→ Supplied text:
☆ ☆ ☆ ☆ ☆

CNN (Convolutional Neural Networks) has made huge leaps in accuracy for various computer vision tasks like object recognition and semantic segmentation [Siam et al., 2017]. They are also becoming dominant in geometric tasks like depth estimation, motion estimation, visual odometry, etc. It has played a major role in achieving high accuracy for various computer vision tasks which is critical for safe automated driving systems. However, they are computationally expensive and power consumption is becoming a bottleneck. For example, the recently announced Nvidia platform Xavier provides 30 Tera-ops (TOPS) of compute power but consumes 30 Watts. This necessitates an active cooling system which will consume more power and add to operating costs.

☆ ☆ ☆ ☆ ☆

→ Stated problem A:
Answer these questions about the passage on CNN computing costs, one answer per line:
(i) Which two computer vision tasks are given as examples where CNNs made huge leaps in accuracy?
(ii) How much compute power does the Nvidia platform Xavier provide?
(iii) What kind of system does the passage say Xavier's power consumption necessitates?
→ Stated problem B:
Extend the passage on CNN computing costs, starting after its final sentence.

→ Recorded data:
☆ ☆ ☆ ☆ ☆

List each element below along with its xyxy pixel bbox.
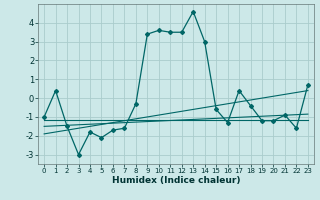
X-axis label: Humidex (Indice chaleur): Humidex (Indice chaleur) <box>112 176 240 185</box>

☆ ☆ ☆ ☆ ☆

→ Expected answer A:
(i) Object recognition and semantic segmentation.
(ii) 30 Tera-ops (TOPS).
(iii) An active cooling system.

→ Expected answer B:
SNN (Spiking Neural networks) have been progressing gradually as a power efficient neural network. The functional capabilities of SNN neuron model is discussed in detail in [Chou et al., 2018]. SNNs were proven to be effective in several problems but it remained less competitive compared to CNNs. Recently [Sengupta et al., 2018] demonstrated that a deep SNN can achieve better accuracy than CNN on a challenging dataset ImageNet. A detailed overview of deep learning in SNN is discussed in [Tavanaei et al., 2018]. [Wunderlich et al., 2018] discuss the power consumption advantages of SNN when implemented in neuromorphic hardware. In [Zhou and Wang, 2018], SNN was shown to be effective for LIDAR object detection directly on analog signals. Motivated by the recent progress in SNN, we study the potential of SNN for automated driving applications in this paper.
The rest of the paper is structured as follows. Section 2 provides an overview of Spiking neural networks (SNN) and compares it with popular version of NNs namely CNNs and RNNs. Section 3 discusses opportunities of SNNs for automated driving applications and provides motivating use cases. Finally, section 4 summarizes the paper and provides potential future directions.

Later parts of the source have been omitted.